— Exercise materials —
---------------
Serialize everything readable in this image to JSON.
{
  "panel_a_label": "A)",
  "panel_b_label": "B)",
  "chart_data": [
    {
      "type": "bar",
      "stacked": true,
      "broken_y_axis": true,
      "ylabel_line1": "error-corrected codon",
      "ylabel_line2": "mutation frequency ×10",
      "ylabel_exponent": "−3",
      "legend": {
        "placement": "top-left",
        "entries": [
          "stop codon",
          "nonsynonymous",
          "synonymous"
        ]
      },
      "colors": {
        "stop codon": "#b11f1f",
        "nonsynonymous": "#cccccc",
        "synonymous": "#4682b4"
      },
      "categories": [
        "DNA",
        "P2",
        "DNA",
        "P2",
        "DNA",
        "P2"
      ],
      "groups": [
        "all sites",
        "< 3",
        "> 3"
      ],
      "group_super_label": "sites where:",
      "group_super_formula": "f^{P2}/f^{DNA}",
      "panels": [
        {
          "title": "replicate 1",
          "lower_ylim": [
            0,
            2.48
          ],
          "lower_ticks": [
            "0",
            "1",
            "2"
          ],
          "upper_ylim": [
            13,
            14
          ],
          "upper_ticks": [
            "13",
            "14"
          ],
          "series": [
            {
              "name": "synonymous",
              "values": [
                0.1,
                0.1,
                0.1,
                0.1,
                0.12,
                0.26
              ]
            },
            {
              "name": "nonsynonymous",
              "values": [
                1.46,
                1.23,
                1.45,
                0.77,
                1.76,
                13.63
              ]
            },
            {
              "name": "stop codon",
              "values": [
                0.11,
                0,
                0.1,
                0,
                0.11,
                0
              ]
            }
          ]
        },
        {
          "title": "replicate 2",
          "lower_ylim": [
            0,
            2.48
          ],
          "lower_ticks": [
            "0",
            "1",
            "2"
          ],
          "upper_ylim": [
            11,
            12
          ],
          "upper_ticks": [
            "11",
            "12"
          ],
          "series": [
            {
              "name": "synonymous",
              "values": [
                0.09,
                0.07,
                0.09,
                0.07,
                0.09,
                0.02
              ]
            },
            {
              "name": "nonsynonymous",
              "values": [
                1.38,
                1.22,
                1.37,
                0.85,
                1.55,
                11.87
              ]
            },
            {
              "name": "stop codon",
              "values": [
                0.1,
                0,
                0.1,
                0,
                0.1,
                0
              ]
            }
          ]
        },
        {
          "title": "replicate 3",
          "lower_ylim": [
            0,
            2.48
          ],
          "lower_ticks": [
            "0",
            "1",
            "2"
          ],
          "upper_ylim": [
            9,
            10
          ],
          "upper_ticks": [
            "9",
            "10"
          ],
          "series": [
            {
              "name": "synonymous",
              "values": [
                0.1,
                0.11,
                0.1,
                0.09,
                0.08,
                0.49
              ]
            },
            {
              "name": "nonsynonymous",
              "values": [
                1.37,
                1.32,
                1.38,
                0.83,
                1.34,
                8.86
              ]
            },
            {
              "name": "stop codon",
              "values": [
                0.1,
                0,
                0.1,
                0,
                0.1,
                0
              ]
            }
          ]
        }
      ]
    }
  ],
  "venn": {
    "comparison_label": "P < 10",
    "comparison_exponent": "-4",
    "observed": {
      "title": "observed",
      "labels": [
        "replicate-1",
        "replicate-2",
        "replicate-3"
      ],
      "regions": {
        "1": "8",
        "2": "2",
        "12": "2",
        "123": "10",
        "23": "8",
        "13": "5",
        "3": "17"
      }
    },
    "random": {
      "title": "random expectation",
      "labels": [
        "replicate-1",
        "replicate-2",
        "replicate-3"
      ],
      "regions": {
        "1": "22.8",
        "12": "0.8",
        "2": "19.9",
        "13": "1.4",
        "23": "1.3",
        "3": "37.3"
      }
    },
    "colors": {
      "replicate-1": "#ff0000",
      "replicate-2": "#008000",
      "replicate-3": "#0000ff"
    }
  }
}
---------------
Type out the full listing again, exactly as given.

— Task answer —
Serialize everything readable in this image to JSON.
{
  "panel_a_label": "A)",
  "panel_b_label": "B)",
  "chart_data": [
    {
      "type": "bar",
      "stacked": true,
      "broken_y_axis": true,
      "ylabel_line1": "error-corrected codon",
      "ylabel_line2": "mutation frequency ×10",
      "ylabel_exponent": "−3",
      "legend": {
        "placement": "top-left",
        "entries": [
          "stop codon",
          "nonsynonymous",
          "synonymous"
        ]
      },
      "colors": {
        "stop codon": "#b11f1f",
        "nonsynonymous": "#cccccc",
        "synonymous": "#4682b4"
      },
      "categories": [
        "DNA",
        "P2",
        "DNA",
        "P2",
        "DNA",
        "P2"
      ],
      "groups": [
        "all sites",
        "< 3",
        "> 3"
      ],
      "group_super_label": "sites where:",
      "group_super_formula": "f^{P2}/f^{DNA}",
      "panels": [
        {
          "title": "replicate 1",
          "lower_ylim": [
            0,
            2.48
          ],
          "lower_ticks": [
            "0",
            "1",
            "2"
          ],
          "upper_ylim": [
            13,
            14
          ],
          "upper_ticks": [
            "13",
            "14"
          ],
          "series": [
            {
              "name": "synonymous",
              "values": [
                0.1,
                0.1,
                0.1,
                0.1,
                0.12,
                0.26
              ]
            },
            {
              "name": "nonsynonymous",
              "values": [
                1.46,
                1.23,
                1.45,
                0.77,
                1.76,
                13.63
              ]
            },
            {
              "name": "stop codon",
              "values": [
                0.11,
                0,
                0.1,
                0,
                0.11,
                0
              ]
            }
          ]
        },
        {
          "title": "replicate 2",
          "lower_ylim": [
            0,
            2.48
          ],
          "lower_ticks": [
            "0",
            "1",
            "2"
          ],
          "upper_ylim": [
            11,
            12
          ],
          "upper_ticks": [
            "11",
            "12"
          ],
          "series": [
            {
              "name": "synonymous",
              "values": [
                0.09,
                0.07,
                0.09,
                0.07,
                0.09,
                0.02
              ]
            },
            {
              "name": "nonsynonymous",
              "values": [
                1.38,
                1.22,
                1.37,
                0.85,
                1.55,
                11.87
              ]
            },
            {
              "name": "stop codon",
              "values": [
                0.1,
                0,
                0.1,
                0,
                0.1,
                0
              ]
            }
          ]
        },
        {
          "title": "replicate 3",
          "lower_ylim": [
            0,
            2.48
          ],
          "lower_ticks": [
            "0",
            "1",
            "2"
          ],
          "upper_ylim": [
            9,
            10
          ],
          "upper_ticks": [
            "9",
            "10"
          ],
          "series": [
            {
              "name": "synonymous",
              "values": [
                0.1,
                0.11,
                0.1,
                0.09,
                0.08,
                0.49
              ]
            },
            {
              "name": "nonsynonymous",
              "values": [
                1.37,
                1.32,
                1.38,
                0.83,
                1.34,
                8.86
              ]
            },
            {
              "name": "stop codon",
              "values": [
                0.1,
                0,
                0.1,
                0,
                0.1,
                0
              ]
            }
          ]
        }
      ]
    }
  ],
  "venn": {
    "comparison_label": "P < 10",
    "comparison_exponent": "-4",
    "observed": {
      "title": "observed",
      "labels": [
        "replicate-1",
        "replicate-2",
        "replicate-3"
      ],
      "regions": {
        "1": "8",
        "2": "2",
        "12": "2",
        "123": "10",
        "23": "8",
        "13": "5",
        "3": "17"
      }
    },
    "random": {
      "title": "random expectation",
      "labels": [
        "replicate-1",
        "replicate-2",
        "replicate-3"
      ],
      "regions": {
        "1": "22.8",
        "12": "0.8",
        "2": "19.9",
        "13": "1.4",
        "23": "1.3",
        "3": "37.3"
      }
    },
    "colors": {
      "replicate-1": "#ff0000",
      "replicate-2": "#008000",
      "replicate-3": "#0000ff"
    }
  }
}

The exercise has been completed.